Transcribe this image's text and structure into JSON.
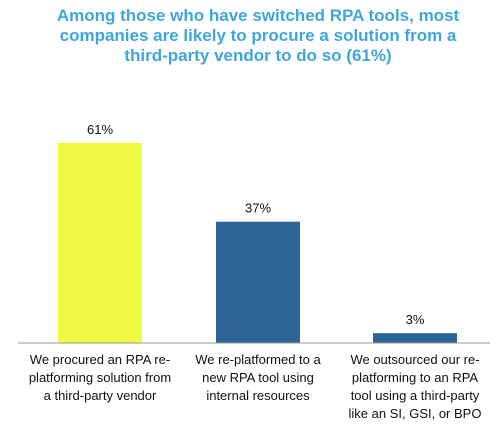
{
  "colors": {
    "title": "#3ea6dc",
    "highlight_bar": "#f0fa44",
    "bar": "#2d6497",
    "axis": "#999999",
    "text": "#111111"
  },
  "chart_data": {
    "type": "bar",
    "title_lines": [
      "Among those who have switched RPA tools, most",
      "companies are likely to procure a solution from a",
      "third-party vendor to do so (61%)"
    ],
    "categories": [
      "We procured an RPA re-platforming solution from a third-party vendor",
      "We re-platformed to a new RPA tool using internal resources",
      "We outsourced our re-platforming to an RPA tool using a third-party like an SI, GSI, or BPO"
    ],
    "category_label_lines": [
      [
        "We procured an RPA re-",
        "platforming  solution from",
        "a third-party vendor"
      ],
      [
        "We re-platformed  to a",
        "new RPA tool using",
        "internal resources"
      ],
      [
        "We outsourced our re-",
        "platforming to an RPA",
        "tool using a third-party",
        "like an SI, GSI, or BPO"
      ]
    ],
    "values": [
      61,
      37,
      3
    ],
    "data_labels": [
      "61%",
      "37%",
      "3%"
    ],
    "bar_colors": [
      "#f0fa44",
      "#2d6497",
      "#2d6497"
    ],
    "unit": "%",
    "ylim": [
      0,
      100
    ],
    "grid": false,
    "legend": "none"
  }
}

____

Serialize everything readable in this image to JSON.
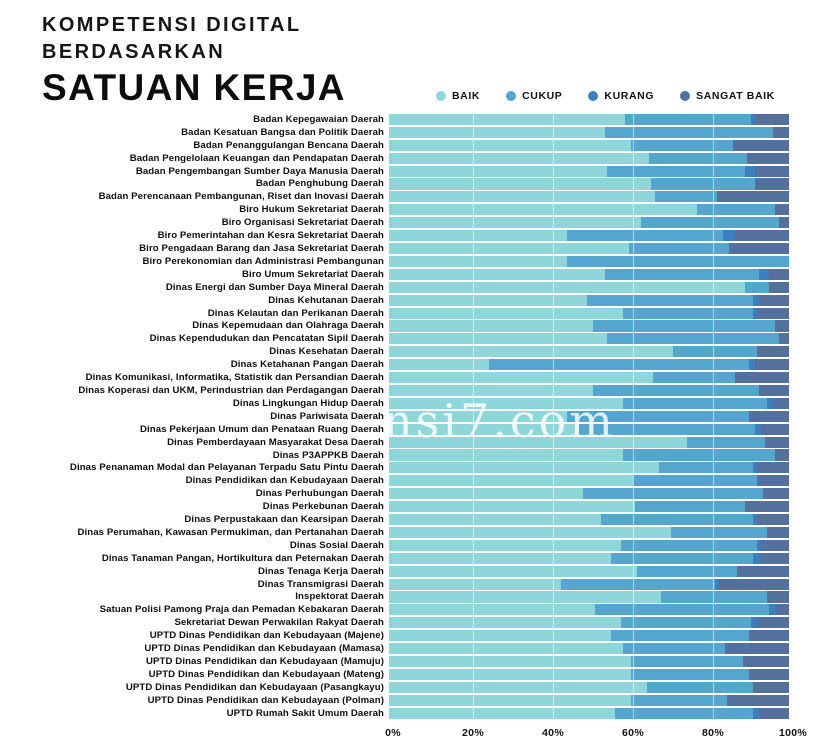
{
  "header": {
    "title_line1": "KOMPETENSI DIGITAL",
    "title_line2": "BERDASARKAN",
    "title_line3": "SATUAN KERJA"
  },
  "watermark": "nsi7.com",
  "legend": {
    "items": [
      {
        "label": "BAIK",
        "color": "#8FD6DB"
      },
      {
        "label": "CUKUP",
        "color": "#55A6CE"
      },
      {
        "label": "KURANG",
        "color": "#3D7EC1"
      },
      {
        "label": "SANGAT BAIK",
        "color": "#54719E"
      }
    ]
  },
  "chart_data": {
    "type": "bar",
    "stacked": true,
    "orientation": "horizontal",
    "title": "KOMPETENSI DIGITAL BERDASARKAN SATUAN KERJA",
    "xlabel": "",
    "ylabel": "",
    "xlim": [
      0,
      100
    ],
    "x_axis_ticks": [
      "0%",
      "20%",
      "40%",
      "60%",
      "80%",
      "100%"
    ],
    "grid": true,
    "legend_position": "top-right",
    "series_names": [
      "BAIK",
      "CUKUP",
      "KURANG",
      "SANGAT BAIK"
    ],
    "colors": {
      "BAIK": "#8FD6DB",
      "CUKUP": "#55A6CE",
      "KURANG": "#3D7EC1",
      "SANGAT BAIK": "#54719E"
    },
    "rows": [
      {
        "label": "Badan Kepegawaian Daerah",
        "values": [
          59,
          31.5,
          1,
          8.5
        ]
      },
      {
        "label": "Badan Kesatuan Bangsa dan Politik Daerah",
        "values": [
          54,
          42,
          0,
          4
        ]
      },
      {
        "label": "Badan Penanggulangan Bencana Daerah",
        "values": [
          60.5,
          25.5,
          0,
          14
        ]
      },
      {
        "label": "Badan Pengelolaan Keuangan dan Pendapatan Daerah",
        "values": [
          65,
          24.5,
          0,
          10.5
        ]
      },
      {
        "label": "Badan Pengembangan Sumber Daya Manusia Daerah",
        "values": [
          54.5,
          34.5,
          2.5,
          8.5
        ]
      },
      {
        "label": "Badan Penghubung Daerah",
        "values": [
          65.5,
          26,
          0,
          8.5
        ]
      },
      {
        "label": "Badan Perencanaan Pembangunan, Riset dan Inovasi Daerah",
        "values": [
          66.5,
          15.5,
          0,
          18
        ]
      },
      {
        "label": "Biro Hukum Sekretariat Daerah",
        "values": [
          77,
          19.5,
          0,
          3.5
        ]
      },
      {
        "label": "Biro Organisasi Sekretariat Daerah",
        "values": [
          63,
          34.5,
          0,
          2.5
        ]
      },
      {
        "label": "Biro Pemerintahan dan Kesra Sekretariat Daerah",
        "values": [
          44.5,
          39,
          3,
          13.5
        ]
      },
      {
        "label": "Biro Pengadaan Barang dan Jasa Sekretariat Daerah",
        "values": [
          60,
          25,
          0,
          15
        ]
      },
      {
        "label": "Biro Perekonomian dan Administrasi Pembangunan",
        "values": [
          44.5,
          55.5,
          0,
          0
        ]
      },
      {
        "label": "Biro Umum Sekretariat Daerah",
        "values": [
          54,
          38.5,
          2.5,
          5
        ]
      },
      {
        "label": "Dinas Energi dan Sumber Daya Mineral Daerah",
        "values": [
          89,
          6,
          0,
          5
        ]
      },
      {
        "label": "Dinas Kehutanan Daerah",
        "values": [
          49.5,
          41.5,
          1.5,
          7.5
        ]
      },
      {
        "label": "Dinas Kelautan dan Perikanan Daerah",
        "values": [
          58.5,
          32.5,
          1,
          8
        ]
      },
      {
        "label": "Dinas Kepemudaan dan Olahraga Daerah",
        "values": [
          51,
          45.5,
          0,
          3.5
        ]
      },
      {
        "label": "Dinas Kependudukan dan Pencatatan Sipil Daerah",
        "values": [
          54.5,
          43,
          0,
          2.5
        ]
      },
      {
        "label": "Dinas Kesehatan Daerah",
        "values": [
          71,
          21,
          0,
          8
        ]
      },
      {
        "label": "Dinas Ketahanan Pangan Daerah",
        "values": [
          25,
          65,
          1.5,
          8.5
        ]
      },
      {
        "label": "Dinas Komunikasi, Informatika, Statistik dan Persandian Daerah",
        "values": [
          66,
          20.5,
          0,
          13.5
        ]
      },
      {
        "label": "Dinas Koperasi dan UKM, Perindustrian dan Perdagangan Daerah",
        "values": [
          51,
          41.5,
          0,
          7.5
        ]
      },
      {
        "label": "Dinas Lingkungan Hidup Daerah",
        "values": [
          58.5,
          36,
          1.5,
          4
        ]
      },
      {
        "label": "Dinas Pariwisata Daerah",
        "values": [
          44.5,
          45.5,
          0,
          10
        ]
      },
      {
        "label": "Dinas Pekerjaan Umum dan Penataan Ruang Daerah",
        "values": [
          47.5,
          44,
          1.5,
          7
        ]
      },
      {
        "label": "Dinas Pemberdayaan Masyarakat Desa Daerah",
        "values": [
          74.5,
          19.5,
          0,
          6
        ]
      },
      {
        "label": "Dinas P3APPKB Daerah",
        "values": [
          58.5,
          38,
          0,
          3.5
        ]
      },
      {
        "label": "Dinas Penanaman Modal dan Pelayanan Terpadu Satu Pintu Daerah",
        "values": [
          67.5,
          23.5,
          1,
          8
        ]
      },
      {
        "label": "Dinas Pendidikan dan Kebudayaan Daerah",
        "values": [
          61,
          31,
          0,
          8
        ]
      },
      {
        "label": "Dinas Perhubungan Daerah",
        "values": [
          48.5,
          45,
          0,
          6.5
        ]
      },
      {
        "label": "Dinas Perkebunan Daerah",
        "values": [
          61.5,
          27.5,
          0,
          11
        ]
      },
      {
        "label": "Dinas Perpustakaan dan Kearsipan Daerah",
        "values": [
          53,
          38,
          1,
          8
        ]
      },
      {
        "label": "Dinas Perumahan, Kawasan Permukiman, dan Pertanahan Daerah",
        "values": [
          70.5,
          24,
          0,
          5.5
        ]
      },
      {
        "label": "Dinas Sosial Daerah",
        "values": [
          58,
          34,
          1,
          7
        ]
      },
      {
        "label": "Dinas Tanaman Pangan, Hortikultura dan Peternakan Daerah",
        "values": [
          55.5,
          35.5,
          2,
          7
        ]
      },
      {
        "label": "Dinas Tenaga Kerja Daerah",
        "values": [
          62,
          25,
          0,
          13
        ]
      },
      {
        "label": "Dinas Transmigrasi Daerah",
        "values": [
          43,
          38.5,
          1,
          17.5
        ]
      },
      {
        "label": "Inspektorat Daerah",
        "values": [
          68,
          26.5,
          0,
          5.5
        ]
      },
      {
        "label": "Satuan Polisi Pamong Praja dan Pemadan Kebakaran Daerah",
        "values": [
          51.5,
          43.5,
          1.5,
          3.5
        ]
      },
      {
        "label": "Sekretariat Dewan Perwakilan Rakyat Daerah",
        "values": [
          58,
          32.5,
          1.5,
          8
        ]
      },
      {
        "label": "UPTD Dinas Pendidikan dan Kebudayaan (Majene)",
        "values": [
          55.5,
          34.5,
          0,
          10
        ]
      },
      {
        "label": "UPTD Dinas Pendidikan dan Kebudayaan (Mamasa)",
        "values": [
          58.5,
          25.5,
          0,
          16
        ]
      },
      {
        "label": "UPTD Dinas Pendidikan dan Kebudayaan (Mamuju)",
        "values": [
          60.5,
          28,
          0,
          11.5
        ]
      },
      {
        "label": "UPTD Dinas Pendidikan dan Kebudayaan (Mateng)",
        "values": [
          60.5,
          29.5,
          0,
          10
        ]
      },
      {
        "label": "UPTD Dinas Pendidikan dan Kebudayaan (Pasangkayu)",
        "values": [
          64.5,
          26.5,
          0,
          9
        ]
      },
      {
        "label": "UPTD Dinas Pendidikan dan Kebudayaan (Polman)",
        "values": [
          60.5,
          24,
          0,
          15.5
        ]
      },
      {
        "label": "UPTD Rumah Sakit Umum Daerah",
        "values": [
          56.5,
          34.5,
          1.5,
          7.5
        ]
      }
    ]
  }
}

____

◆ OBJECTIVE
Pull out all lines from the listing that contain the string "BERDASARKAN".

◆ RESULT OF THIS TASK
    "title_line2": "BERDASARKAN",
    "title": "KOMPETENSI DIGITAL BERDASARKAN SATUAN KERJA",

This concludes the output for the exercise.